Work to be completed
Rewrite the data starting with the line that contains "List all visible" and going on through the line that contains "list-item: - причина", swapping "причина" for "основание" and leaving everything else unchanged.

— Begin Data shown —

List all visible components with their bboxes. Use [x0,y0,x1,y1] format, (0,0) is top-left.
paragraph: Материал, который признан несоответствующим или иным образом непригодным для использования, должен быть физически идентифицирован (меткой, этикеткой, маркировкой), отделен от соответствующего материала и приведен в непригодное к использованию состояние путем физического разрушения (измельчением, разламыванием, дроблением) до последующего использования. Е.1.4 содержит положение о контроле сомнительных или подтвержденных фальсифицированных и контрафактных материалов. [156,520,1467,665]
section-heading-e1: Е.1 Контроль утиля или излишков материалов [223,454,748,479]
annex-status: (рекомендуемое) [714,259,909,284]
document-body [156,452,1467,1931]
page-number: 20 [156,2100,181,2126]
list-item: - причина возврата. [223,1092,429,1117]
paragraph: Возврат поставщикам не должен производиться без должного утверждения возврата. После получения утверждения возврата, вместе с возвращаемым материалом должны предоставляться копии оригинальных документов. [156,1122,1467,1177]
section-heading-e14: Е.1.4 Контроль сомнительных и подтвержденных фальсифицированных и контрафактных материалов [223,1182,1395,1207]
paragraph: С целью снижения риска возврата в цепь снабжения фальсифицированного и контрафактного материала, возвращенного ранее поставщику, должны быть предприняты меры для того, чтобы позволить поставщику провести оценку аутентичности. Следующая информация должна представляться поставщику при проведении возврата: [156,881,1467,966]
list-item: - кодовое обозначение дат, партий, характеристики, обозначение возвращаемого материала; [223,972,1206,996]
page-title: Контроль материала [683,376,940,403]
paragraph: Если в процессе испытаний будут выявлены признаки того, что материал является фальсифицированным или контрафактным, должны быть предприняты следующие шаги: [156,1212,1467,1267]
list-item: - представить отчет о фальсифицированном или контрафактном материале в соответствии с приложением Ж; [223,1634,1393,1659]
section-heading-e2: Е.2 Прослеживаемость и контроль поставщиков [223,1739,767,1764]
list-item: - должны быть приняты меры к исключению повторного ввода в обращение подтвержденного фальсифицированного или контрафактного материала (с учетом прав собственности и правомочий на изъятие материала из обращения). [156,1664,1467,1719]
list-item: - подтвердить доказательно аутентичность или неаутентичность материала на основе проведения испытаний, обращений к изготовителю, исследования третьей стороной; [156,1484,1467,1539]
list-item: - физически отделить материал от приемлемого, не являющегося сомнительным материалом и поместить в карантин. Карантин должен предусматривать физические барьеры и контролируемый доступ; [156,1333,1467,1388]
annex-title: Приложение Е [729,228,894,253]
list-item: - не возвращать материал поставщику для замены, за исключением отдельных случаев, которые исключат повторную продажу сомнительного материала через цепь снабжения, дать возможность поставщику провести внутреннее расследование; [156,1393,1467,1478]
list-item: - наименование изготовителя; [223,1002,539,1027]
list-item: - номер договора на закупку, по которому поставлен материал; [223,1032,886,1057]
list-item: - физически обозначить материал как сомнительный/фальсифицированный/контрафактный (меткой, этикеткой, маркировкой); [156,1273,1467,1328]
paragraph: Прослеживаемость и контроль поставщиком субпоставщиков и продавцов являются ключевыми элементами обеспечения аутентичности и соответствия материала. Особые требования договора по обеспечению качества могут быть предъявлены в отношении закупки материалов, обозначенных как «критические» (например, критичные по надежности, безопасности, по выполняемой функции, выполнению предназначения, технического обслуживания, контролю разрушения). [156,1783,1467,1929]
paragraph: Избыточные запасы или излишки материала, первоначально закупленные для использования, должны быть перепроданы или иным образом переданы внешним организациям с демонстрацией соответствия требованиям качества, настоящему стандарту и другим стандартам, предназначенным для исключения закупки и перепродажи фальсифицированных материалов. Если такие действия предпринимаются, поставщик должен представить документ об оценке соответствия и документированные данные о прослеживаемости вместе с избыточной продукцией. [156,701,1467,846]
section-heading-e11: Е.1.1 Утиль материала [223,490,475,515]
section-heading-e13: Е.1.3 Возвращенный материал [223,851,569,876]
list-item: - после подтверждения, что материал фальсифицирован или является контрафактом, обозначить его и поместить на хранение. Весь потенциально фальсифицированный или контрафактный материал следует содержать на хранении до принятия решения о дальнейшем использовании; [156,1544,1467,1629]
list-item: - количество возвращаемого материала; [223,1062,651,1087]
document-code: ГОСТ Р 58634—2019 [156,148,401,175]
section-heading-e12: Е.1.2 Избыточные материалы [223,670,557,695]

— End Data shown —
— Begin Data shown —

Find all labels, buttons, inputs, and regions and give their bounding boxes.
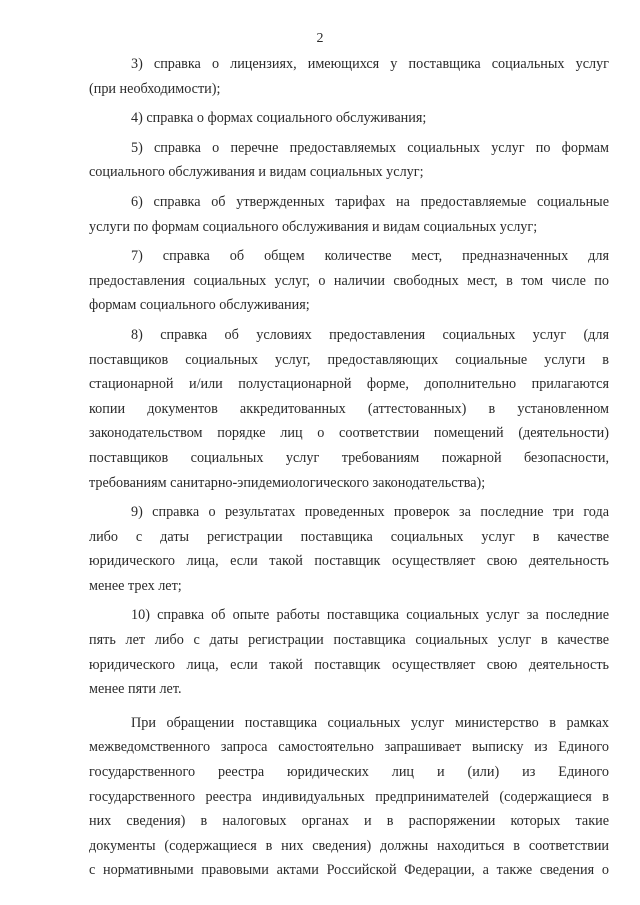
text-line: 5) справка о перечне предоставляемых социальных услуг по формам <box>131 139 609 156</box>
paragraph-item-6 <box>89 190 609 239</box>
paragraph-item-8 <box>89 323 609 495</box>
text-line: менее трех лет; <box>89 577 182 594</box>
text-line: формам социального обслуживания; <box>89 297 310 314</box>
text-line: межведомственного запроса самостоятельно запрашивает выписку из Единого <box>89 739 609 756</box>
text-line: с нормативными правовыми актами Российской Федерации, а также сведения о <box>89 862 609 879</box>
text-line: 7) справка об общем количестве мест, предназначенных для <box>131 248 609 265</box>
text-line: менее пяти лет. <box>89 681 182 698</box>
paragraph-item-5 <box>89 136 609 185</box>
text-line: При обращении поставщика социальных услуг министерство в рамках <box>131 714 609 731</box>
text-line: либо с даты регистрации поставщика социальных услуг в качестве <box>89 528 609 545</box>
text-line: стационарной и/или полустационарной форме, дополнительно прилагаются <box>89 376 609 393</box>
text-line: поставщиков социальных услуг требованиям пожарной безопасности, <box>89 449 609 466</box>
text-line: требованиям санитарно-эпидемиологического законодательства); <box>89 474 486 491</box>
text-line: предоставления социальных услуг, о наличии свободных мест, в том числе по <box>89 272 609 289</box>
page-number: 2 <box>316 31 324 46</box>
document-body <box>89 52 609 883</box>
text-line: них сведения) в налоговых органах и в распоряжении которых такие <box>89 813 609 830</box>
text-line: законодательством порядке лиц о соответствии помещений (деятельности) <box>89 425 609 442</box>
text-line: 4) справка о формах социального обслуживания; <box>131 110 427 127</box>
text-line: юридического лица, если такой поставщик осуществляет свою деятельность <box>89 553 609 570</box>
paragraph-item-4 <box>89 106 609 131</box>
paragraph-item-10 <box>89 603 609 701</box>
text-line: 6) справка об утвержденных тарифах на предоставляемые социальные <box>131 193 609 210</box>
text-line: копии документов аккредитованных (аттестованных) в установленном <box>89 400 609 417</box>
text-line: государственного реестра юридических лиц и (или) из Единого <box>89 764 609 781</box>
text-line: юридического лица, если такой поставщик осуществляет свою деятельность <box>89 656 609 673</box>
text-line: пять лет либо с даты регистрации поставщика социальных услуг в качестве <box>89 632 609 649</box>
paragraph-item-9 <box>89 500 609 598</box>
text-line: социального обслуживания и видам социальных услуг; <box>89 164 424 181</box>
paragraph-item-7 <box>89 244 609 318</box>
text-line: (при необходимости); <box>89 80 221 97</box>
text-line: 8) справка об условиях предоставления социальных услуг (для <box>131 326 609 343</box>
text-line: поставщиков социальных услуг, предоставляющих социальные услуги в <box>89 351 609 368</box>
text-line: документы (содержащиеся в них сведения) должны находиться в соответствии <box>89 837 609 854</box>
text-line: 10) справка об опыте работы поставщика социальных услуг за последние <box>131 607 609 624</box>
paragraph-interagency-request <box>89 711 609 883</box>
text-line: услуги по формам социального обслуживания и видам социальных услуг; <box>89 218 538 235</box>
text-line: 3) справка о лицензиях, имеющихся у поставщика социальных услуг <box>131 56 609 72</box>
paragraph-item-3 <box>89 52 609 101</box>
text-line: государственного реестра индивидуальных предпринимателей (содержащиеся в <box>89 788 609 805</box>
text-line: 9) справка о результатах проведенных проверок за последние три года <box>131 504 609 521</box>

— End Data shown —

Exercise response
List all visible components with their bboxes. Use [x0,y0,x1,y1] format, (0,0) is top-left.
paragraph: Материал, который признан несоответствующим или иным образом непригодным для использования, должен быть физически идентифицирован (меткой, этикеткой, маркировкой), отделен от соответствующего материала и приведен в непригодное к использованию состояние путем физического разрушения (измельчением, разламыванием, дроблением) до последующего использования. Е.1.4 содержит положение о контроле сомнительных или подтвержденных фальсифицированных и контрафактных материалов. [156,520,1467,665]
section-heading-e1: Е.1 Контроль утиля или излишков материалов [223,454,748,479]
annex-status: (рекомендуемое) [714,259,909,284]
document-body [156,452,1467,1931]
page-number: 20 [156,2100,181,2126]
list-item: - основание возврата. [223,1092,429,1117]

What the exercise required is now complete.